### Stated problem
Look through the listing below and report how many lines contain "listed", as a bare number.

### Provided records
______________________________

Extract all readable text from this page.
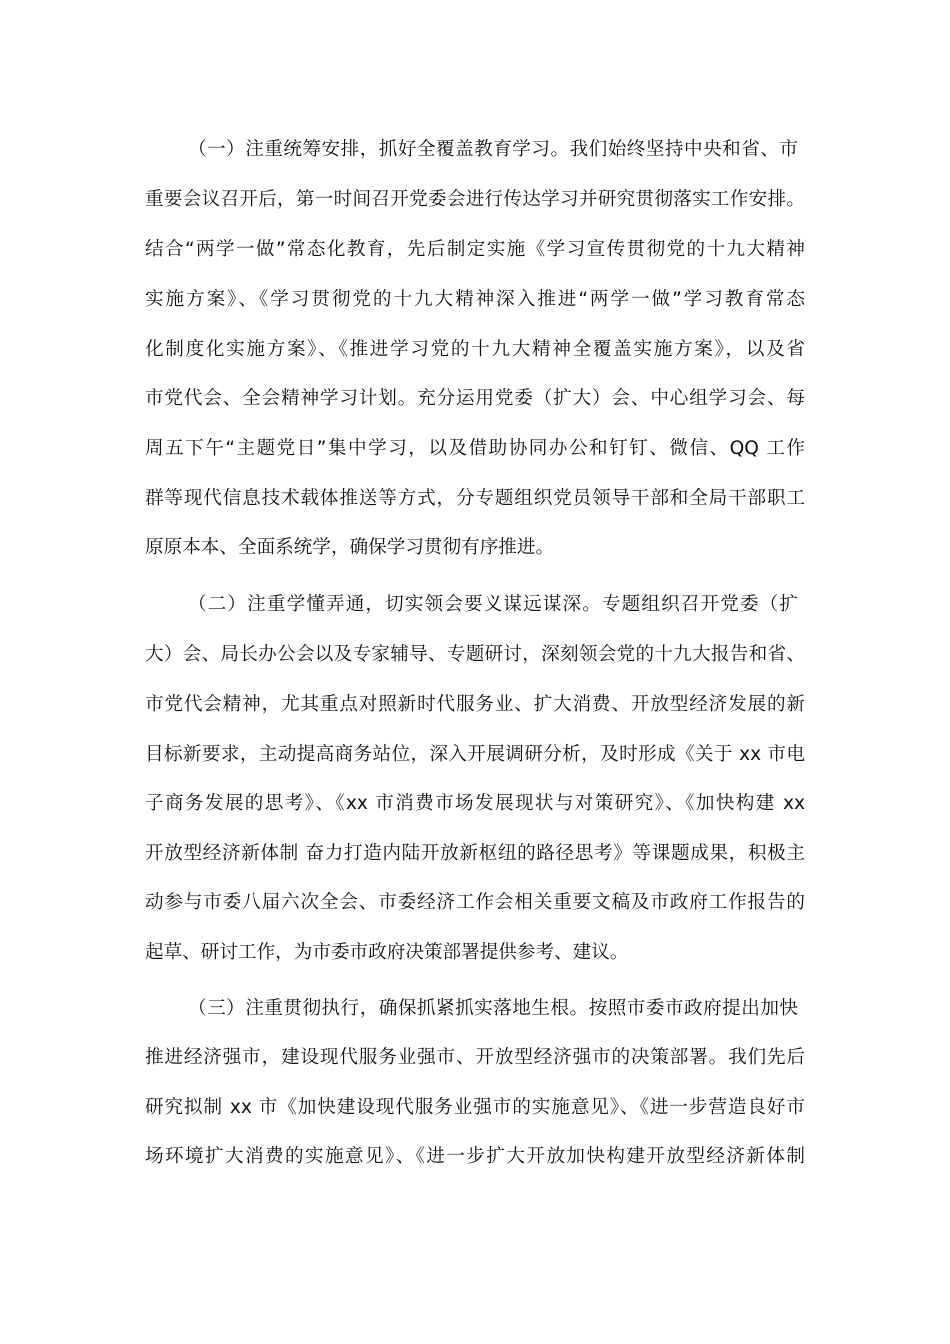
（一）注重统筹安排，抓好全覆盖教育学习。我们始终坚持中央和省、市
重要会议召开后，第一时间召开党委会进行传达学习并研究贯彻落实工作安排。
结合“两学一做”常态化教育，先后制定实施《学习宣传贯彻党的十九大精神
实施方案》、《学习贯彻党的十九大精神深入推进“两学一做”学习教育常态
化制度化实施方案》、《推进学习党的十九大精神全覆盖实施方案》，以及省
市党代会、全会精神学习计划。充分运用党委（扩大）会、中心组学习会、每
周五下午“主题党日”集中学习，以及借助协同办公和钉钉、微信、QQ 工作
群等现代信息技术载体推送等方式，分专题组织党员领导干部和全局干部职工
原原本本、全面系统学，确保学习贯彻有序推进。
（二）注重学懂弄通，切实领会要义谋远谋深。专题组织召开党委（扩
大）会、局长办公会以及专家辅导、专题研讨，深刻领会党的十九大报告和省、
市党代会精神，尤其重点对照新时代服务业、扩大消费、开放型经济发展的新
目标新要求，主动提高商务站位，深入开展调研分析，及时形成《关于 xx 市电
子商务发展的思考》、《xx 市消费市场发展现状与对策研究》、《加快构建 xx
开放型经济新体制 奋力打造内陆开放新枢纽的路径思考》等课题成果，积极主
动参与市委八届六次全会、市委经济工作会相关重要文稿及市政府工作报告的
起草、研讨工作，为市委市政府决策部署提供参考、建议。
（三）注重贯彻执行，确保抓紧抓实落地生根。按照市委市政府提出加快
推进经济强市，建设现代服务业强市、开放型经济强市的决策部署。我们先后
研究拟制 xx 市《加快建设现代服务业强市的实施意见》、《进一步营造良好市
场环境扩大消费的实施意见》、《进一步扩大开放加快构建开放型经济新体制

______________________________

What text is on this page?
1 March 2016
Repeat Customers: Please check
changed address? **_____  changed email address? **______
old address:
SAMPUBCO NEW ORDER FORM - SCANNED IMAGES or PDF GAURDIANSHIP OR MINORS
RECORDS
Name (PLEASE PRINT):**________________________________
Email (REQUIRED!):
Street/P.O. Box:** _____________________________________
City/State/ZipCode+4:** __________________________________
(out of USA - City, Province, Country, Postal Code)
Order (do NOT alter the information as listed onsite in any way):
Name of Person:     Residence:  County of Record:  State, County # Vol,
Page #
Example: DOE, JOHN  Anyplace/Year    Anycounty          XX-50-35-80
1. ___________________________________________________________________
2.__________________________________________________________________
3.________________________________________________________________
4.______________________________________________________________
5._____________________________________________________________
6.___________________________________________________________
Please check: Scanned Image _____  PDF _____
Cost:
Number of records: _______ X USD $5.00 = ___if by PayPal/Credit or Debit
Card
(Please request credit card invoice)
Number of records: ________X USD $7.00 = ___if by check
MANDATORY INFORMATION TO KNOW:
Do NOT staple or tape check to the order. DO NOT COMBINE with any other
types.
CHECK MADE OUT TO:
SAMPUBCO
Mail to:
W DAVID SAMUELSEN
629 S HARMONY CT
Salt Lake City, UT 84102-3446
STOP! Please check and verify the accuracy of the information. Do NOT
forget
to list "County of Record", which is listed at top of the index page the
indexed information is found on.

______________________________

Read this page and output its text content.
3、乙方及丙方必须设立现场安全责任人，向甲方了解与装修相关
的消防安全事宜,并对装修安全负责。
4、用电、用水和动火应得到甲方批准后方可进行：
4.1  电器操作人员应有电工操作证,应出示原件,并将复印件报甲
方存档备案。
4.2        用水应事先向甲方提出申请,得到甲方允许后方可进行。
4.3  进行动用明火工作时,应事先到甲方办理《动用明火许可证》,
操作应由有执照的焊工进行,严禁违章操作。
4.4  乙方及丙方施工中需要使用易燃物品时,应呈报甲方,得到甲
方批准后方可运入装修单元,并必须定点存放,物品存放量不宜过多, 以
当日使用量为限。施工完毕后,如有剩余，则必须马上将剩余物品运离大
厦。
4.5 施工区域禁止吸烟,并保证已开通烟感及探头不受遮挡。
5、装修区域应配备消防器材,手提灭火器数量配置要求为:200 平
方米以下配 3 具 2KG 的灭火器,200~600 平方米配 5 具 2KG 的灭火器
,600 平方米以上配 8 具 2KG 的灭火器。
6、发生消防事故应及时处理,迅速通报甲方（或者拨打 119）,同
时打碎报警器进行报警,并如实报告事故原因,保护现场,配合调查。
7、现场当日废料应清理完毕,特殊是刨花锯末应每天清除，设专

______________________________

### Correct result
2